▶ _Texto fornecido_:
****************************************

Este pequeno texto foi escrito em 1936. Para já, não vou dizer quem o escreveu. É tal a sua clarividência que dá para questionar para onde nos conduziu a democracia, após 1974. Ou seja, numa primeira fase, digamos até 1990, assistimos a um elevado desenvolvimento na sociedade e no nosso bem-estar. Depois desta data, sem que nos apercebêssemos –embora continuássemos a crescer ilusoriamente-, fomos caindo, caindo, até ao estertor final que estamos a assistir.
Hoje temos uma minoria bem instalada e a maioria com o “ai Jesus!” na boca. É como se, em metáfora, ao longo dos últimos vinte anos, fôssemos sempre perseguidos por uma matilha de lobos –neste caso o Estado- e, para fugir à sua dilaceração certa, fomos recuando, recuando, e agora estamos à beira do precipício. O que nos resta? Lutar contra a voragem deste Estado? Como? Se estamos sem forças? Atiramo-nos para o abismo para evitar sermos, mais uma vez, agredidos e ofendidos na nossa dignidade?

****************************************

▶ _Pedido A_: Resuma o parágrafo do texto fornecido que começa por "Hoje temos uma minoria", mantendo os factos principais.

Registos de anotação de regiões
****************************************

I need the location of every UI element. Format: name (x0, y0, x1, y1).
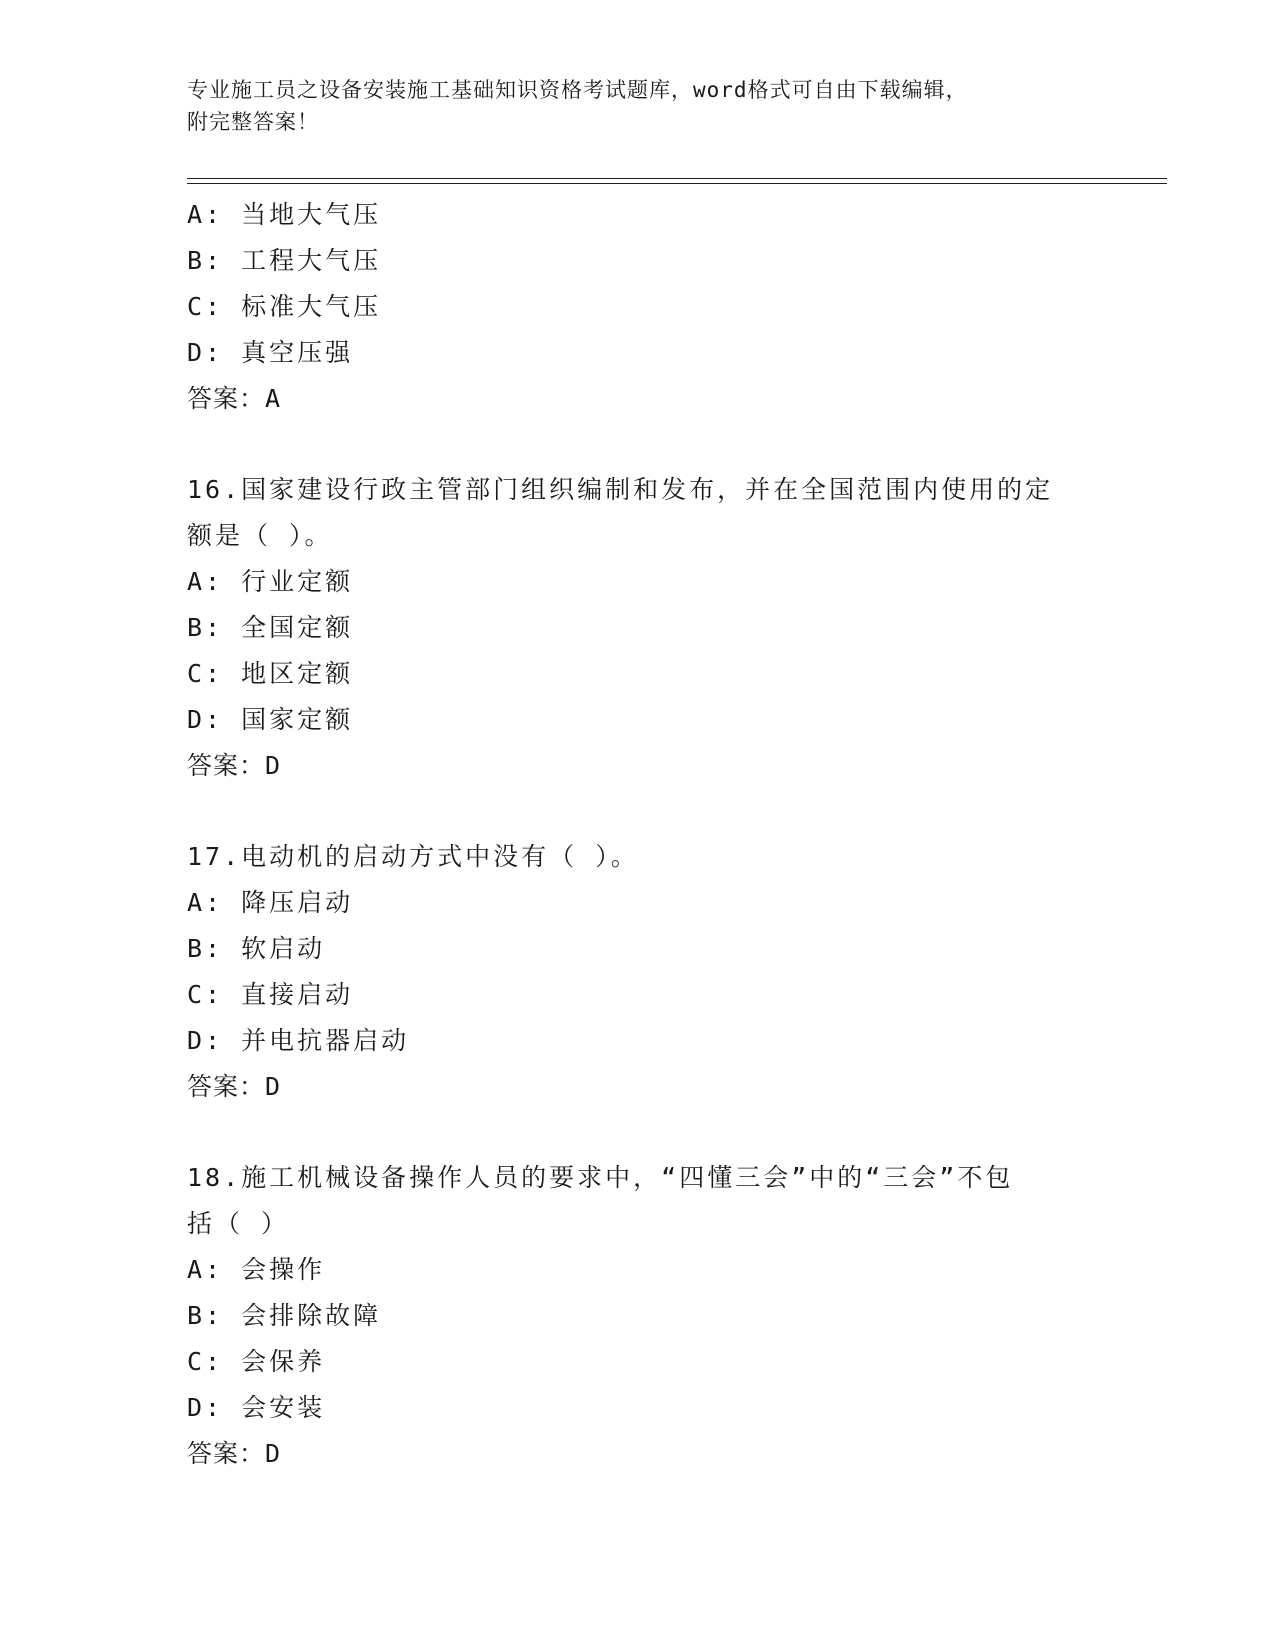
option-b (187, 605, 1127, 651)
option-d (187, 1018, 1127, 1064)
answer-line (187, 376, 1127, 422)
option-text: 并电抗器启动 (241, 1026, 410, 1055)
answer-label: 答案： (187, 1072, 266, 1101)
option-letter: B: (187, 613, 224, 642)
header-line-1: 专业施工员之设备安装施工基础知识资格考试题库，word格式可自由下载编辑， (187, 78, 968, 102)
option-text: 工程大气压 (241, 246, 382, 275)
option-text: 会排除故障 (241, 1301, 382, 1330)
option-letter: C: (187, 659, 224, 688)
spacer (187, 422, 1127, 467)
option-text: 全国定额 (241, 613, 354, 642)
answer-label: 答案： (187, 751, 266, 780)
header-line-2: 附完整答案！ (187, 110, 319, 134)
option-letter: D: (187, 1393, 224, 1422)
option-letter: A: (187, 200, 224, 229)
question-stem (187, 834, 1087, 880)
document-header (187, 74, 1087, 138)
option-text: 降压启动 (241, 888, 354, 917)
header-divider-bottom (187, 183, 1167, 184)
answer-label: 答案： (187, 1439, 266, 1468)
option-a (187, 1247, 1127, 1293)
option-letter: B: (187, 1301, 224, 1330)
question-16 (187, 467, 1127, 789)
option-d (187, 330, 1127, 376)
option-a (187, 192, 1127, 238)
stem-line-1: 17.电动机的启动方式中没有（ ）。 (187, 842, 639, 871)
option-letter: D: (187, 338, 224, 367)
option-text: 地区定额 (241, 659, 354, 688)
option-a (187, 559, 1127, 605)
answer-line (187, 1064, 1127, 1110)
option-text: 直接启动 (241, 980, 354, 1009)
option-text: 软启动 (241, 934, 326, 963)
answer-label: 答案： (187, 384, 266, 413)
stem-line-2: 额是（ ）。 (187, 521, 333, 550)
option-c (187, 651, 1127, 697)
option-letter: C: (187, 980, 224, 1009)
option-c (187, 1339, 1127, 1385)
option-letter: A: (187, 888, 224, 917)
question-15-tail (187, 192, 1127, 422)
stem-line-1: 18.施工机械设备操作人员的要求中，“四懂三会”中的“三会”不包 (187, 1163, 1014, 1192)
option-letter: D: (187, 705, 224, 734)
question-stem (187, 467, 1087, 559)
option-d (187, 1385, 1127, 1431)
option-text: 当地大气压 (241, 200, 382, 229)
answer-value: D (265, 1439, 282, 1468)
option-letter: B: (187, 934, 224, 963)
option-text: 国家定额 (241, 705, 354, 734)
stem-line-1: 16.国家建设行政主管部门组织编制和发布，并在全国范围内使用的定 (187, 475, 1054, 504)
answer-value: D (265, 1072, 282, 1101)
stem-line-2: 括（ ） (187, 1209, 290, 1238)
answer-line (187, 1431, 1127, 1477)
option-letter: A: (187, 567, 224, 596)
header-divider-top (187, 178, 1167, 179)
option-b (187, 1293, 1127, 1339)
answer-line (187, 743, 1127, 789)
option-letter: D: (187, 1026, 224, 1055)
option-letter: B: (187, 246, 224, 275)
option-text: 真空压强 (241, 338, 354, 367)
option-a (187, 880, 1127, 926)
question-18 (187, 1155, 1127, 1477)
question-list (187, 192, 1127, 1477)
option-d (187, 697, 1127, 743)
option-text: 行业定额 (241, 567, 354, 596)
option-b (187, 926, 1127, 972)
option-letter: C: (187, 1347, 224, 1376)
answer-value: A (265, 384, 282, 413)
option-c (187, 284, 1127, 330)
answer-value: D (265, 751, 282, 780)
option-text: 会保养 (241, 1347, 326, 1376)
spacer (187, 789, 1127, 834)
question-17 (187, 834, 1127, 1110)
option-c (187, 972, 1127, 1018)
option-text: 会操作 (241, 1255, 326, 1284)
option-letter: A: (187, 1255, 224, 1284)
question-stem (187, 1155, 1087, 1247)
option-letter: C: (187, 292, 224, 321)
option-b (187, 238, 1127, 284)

****************************************

▶ _Pedido B_: Transcreva sem alterações as linhas dos registos, começando na linha que contém "option-b (187, 605, 1127, 651)" e seguindo até à linha que contém "option-letter: B: (187, 1301, 224, 1330)", ambas incluídas.

▶ _Resultado A_: Hoje há uma minoria bem instalada e uma maioria com o "ai Jesus!" na boca. Em metáfora, nos últimos vinte anos fomos perseguidos por uma matilha de lobos, o Estado, e fomos recuando até ficarmos à beira do precipício. Ficam as perguntas: lutar contra a voragem do Estado, mesmo sem forças, ou atirarmo-nos para o abismo para não voltarmos a ser agredidos e ofendidos na nossa dignidade?

▶ _Resultado B_:
option-b (187, 605, 1127, 651)
option-d (187, 1018, 1127, 1064)
answer-line (187, 376, 1127, 422)
option-text: 并电抗器启动 (241, 1026, 410, 1055)
answer-label: 答案： (187, 1072, 266, 1101)
option-letter: B: (187, 613, 224, 642)
header-line-1: 专业施工员之设备安装施工基础知识资格考试题库，word格式可自由下载编辑， (187, 78, 968, 102)
option-text: 工程大气压 (241, 246, 382, 275)
option-text: 会排除故障 (241, 1301, 382, 1330)
option-letter: C: (187, 659, 224, 688)
spacer (187, 422, 1127, 467)
option-text: 全国定额 (241, 613, 354, 642)
answer-label: 答案： (187, 751, 266, 780)
header-line-2: 附完整答案！ (187, 110, 319, 134)
option-letter: D: (187, 1393, 224, 1422)
option-letter: A: (187, 200, 224, 229)
question-stem (187, 834, 1087, 880)
document-header (187, 74, 1087, 138)
option-text: 降压启动 (241, 888, 354, 917)
header-divider-bottom (187, 183, 1167, 184)
answer-label: 答案： (187, 1439, 266, 1468)
option-a (187, 1247, 1127, 1293)
option-letter: B: (187, 1301, 224, 1330)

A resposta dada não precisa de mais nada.